Directions for this task: Find each line with the word "text" and copy it.

***** Data to use *****

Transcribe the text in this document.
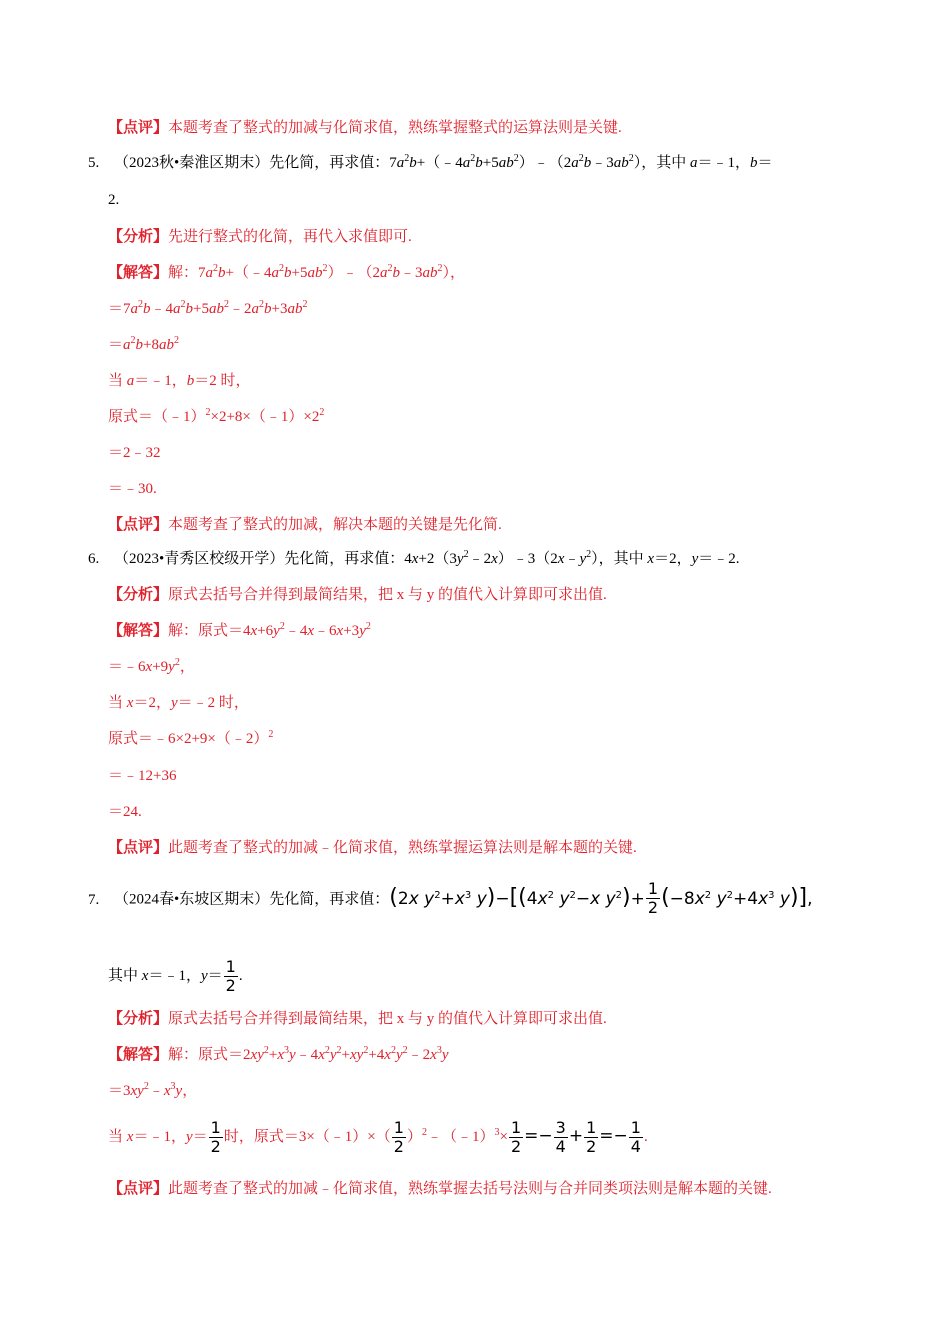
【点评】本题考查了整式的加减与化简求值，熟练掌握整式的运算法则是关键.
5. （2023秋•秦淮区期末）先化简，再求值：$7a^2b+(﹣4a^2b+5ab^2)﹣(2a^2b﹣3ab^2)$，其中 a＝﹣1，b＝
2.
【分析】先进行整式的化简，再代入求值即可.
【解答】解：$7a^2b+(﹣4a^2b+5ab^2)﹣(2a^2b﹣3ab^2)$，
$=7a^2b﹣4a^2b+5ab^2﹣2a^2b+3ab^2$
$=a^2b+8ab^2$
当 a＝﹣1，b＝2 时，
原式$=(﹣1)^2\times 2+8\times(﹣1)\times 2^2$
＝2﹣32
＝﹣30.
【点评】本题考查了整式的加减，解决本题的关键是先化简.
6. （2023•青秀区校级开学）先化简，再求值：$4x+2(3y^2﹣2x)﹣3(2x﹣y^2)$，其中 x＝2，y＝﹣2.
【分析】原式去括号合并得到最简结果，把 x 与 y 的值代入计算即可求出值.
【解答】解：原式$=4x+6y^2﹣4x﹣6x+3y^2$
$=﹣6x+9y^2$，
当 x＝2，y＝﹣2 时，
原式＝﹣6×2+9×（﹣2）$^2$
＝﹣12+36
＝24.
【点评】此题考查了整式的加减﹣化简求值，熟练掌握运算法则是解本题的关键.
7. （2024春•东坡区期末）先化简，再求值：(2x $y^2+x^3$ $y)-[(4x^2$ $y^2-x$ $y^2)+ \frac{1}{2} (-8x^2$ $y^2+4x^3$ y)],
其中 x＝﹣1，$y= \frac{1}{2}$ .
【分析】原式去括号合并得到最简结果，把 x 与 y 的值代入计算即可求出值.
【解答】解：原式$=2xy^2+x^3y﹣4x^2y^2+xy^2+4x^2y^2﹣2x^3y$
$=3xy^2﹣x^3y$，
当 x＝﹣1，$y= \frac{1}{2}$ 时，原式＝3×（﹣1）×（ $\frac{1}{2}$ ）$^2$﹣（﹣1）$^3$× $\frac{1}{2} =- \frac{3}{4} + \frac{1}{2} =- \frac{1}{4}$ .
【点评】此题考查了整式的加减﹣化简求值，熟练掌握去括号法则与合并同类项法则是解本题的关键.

*****
***** Data to use *****

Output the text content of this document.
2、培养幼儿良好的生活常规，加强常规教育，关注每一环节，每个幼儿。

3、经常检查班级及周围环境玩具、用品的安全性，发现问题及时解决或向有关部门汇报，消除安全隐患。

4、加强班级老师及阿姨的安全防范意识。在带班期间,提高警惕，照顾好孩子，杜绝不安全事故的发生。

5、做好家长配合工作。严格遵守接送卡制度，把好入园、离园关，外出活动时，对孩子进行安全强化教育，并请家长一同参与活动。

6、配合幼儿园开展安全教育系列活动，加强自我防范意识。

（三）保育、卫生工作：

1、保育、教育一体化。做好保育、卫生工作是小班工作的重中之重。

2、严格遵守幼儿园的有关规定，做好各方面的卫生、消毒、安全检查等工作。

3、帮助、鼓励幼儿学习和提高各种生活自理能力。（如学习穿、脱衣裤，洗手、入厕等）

*****

Exercise response:
Transcribe the text in this document.
Output the text content of this document.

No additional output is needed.